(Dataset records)
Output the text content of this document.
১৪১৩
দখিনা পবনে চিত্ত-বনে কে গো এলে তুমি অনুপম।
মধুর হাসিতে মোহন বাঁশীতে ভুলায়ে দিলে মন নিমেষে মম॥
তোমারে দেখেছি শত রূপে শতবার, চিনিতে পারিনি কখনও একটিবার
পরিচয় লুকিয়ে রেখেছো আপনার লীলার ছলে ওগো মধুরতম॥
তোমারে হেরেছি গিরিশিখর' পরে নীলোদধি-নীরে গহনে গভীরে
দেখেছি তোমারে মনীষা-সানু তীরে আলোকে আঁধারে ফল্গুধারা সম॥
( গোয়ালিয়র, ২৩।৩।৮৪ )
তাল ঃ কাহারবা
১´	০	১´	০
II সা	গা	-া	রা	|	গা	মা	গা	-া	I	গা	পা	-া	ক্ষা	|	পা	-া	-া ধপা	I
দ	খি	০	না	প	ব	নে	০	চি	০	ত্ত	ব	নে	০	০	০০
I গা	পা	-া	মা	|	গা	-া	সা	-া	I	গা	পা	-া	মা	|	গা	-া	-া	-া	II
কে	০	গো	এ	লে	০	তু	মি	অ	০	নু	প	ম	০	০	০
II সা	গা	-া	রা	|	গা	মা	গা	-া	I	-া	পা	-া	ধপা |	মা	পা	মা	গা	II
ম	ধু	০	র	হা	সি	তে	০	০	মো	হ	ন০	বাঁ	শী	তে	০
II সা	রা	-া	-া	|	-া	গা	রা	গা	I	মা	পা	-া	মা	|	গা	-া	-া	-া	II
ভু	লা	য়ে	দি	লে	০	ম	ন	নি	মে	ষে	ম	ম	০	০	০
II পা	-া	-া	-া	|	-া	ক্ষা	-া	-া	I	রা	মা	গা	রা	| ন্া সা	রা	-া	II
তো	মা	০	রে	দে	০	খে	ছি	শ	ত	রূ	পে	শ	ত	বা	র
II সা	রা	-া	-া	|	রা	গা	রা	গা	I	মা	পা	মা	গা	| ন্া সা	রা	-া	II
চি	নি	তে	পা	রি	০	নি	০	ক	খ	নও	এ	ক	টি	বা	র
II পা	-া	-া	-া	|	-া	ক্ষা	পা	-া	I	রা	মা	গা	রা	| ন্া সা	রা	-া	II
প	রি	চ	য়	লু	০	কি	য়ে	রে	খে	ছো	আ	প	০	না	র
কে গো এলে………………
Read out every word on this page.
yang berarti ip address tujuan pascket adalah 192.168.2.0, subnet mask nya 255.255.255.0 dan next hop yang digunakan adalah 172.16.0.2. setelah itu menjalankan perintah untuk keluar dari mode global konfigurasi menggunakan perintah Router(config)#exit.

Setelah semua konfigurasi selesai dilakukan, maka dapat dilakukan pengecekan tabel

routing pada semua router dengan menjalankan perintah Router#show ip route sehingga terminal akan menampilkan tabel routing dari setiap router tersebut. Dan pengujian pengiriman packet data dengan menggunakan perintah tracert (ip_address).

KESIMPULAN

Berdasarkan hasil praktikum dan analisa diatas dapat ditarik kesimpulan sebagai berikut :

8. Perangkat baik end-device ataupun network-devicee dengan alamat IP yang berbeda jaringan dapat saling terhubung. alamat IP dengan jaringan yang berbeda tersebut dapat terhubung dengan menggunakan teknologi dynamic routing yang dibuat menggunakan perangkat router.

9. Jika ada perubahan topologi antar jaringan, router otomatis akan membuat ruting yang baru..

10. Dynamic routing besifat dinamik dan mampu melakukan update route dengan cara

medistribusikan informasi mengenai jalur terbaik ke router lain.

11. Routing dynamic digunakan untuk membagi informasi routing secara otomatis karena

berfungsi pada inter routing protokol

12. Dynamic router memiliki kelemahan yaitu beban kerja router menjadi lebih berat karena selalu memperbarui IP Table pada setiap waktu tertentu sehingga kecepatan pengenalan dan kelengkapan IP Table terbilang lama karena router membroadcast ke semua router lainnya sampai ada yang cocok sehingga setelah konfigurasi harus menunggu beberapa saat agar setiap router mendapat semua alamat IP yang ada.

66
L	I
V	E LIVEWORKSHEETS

### YOUR TASK:
Your task is to repeat the data exactly; please include every line.

### REPLY:
Output the text content of this document.
১৪১৩
দখিনা পবনে চিত্ত-বনে কে গো এলে তুমি অনুপম।
মধুর হাসিতে মোহন বাঁশীতে ভুলায়ে দিলে মন নিমেষে মম॥
তোমারে দেখেছি শত রূপে শতবার, চিনিতে পারিনি কখনও একটিবার
পরিচয় লুকিয়ে রেখেছো আপনার লীলার ছলে ওগো মধুরতম॥
তোমারে হেরেছি গিরিশিখর' পরে নীলোদধি-নীরে গহনে গভীরে
দেখেছি তোমারে মনীষা-সানু তীরে আলোকে আঁধারে ফল্গুধারা সম॥
( গোয়ালিয়র, ২৩।৩।৮৪ )
তাল ঃ কাহারবা
১´	০	১´	০
II সা	গা	-া	রা	|	গা	মা	গা	-া	I	গা	পা	-া	ক্ষা	|	পা	-া	-া ধপা	I
দ	খি	০	না	প	ব	নে	০	চি	০	ত্ত	ব	নে	০	০	০০
I গা	পা	-া	মা	|	গা	-া	সা	-া	I	গা	পা	-া	মা	|	গা	-া	-া	-া	II
কে	০	গো	এ	লে	০	তু	মি	অ	০	নু	প	ম	০	০	০
II সা	গা	-া	রা	|	গা	মা	গা	-া	I	-া	পা	-া	ধপা |	মা	পা	মা	গা	II
ম	ধু	০	র	হা	সি	তে	০	০	মো	হ	ন০	বাঁ	শী	তে	০
II সা	রা	-া	-া	|	-া	গা	রা	গা	I	মা	পা	-া	মা	|	গা	-া	-া	-া	II
ভু	লা	য়ে	দি	লে	০	ম	ন	নি	মে	ষে	ম	ম	০	০	০
II পা	-া	-া	-া	|	-া	ক্ষা	-া	-া	I	রা	মা	গা	রা	| ন্া সা	রা	-া	II
তো	মা	০	রে	দে	০	খে	ছি	শ	ত	রূ	পে	শ	ত	বা	র
II সা	রা	-া	-া	|	রা	গা	রা	গা	I	মা	পা	মা	গা	| ন্া সা	রা	-া	II
চি	নি	তে	পা	রি	০	নি	০	ক	খ	নও	এ	ক	টি	বা	র
II পা	-া	-া	-া	|	-া	ক্ষা	পা	-া	I	রা	মা	গা	রা	| ন্া সা	রা	-া	II
প	রি	চ	য়	লু	০	কি	য়ে	রে	খে	ছো	আ	প	০	না	র
কে গো এলে………………
Read out every word on this page.
yang berarti ip address tujuan pascket adalah 192.168.2.0, subnet mask nya 255.255.255.0 dan next hop yang digunakan adalah 172.16.0.2. setelah itu menjalankan perintah untuk keluar dari mode global konfigurasi menggunakan perintah Router(config)#exit.

Setelah semua konfigurasi selesai dilakukan, maka dapat dilakukan pengecekan tabel

routing pada semua router dengan menjalankan perintah Router#show ip route sehingga terminal akan menampilkan tabel routing dari setiap router tersebut. Dan pengujian pengiriman packet data dengan menggunakan perintah tracert (ip_address).

KESIMPULAN

Berdasarkan hasil praktikum dan analisa diatas dapat ditarik kesimpulan sebagai berikut :

8. Perangkat baik end-device ataupun network-devicee dengan alamat IP yang berbeda jaringan dapat saling terhubung. alamat IP dengan jaringan yang berbeda tersebut dapat terhubung dengan menggunakan teknologi dynamic routing yang dibuat menggunakan perangkat router.

9. Jika ada perubahan topologi antar jaringan, router otomatis akan membuat ruting yang baru..

10. Dynamic routing besifat dinamik dan mampu melakukan update route dengan cara

medistribusikan informasi mengenai jalur terbaik ke router lain.

11. Routing dynamic digunakan untuk membagi informasi routing secara otomatis karena

berfungsi pada inter routing protokol

12. Dynamic router memiliki kelemahan yaitu beban kerja router menjadi lebih berat karena selalu memperbarui IP Table pada setiap waktu tertentu sehingga kecepatan pengenalan dan kelengkapan IP Table terbilang lama karena router membroadcast ke semua router lainnya sampai ada yang cocok sehingga setelah konfigurasi harus menunggu beberapa saat agar setiap router mendapat semua alamat IP yang ada.

66
L	I
V	E LIVEWORKSHEETS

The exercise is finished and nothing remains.